**Goal of the exercise**: Copy the data below word for word, from its first line through the line that contains "213, 183, 231]", including both of those lines.

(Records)
>>>
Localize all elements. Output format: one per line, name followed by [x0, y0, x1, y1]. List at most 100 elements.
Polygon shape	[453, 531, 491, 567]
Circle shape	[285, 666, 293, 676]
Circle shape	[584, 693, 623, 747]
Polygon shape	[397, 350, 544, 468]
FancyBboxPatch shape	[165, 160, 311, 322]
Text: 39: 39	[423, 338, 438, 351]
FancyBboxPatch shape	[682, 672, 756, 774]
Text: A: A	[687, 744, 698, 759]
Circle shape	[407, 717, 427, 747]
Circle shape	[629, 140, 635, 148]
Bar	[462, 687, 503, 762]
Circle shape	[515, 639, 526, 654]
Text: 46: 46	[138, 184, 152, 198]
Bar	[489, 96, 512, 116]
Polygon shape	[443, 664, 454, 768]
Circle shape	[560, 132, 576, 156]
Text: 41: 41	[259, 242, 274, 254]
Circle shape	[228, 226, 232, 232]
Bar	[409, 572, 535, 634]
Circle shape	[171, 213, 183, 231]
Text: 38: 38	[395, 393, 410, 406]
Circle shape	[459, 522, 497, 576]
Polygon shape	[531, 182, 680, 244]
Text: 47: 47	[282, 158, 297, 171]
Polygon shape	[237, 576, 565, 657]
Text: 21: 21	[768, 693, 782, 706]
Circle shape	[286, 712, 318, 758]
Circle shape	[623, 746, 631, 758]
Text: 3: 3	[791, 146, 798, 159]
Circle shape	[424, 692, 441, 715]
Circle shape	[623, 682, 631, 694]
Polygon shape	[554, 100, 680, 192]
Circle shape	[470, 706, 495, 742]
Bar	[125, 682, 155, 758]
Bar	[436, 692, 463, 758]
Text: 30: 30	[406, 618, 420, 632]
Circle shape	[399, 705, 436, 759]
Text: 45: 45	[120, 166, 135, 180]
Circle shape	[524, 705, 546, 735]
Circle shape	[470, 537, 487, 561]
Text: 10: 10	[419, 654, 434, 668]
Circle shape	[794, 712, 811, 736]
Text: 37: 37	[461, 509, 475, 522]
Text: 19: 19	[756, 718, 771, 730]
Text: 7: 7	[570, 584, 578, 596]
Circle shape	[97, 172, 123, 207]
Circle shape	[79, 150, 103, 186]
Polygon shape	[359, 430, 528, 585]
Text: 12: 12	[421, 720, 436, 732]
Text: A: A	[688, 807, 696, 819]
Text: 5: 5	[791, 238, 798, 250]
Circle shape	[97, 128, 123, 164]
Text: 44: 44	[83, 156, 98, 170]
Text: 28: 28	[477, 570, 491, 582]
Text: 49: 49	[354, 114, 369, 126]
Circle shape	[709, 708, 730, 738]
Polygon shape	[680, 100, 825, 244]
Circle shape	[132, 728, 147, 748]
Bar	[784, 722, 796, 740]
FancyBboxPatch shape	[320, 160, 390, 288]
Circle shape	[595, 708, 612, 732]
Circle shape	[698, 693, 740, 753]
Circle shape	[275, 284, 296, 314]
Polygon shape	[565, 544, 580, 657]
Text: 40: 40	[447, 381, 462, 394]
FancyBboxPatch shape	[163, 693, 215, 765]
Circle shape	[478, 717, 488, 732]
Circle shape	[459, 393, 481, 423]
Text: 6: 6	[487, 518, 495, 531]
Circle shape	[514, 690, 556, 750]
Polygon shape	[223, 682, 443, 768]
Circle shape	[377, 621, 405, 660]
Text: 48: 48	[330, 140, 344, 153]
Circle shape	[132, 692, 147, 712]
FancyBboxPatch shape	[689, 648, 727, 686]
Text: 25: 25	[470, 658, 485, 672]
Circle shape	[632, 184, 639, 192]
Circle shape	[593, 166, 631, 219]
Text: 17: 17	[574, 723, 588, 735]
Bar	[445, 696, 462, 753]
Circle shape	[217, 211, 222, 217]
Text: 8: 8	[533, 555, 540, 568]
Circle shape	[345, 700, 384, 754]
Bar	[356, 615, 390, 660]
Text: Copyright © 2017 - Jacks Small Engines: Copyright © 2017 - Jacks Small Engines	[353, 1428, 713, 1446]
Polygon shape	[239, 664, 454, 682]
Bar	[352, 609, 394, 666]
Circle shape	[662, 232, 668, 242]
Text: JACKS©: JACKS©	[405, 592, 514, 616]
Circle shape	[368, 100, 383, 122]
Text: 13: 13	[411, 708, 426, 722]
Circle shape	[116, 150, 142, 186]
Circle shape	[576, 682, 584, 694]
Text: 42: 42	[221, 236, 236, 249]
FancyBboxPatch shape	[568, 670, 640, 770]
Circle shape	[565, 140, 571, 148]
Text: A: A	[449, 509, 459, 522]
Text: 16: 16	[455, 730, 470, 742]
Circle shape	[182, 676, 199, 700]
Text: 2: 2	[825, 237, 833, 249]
<<<
**Task output**:
Localize all elements. Output format: one per line, name followed by [x0, y0, x1, y1]. List at most 100 elements.
Polygon shape	[453, 531, 491, 567]
Circle shape	[285, 666, 293, 676]
Circle shape	[584, 693, 623, 747]
Polygon shape	[397, 350, 544, 468]
FancyBboxPatch shape	[165, 160, 311, 322]
Text: 39: 39	[423, 338, 438, 351]
FancyBboxPatch shape	[682, 672, 756, 774]
Text: A: A	[687, 744, 698, 759]
Circle shape	[407, 717, 427, 747]
Circle shape	[629, 140, 635, 148]
Bar	[462, 687, 503, 762]
Circle shape	[515, 639, 526, 654]
Text: 46: 46	[138, 184, 152, 198]
Bar	[489, 96, 512, 116]
Polygon shape	[443, 664, 454, 768]
Circle shape	[560, 132, 576, 156]
Text: 41: 41	[259, 242, 274, 254]
Circle shape	[228, 226, 232, 232]
Bar	[409, 572, 535, 634]
Circle shape	[171, 213, 183, 231]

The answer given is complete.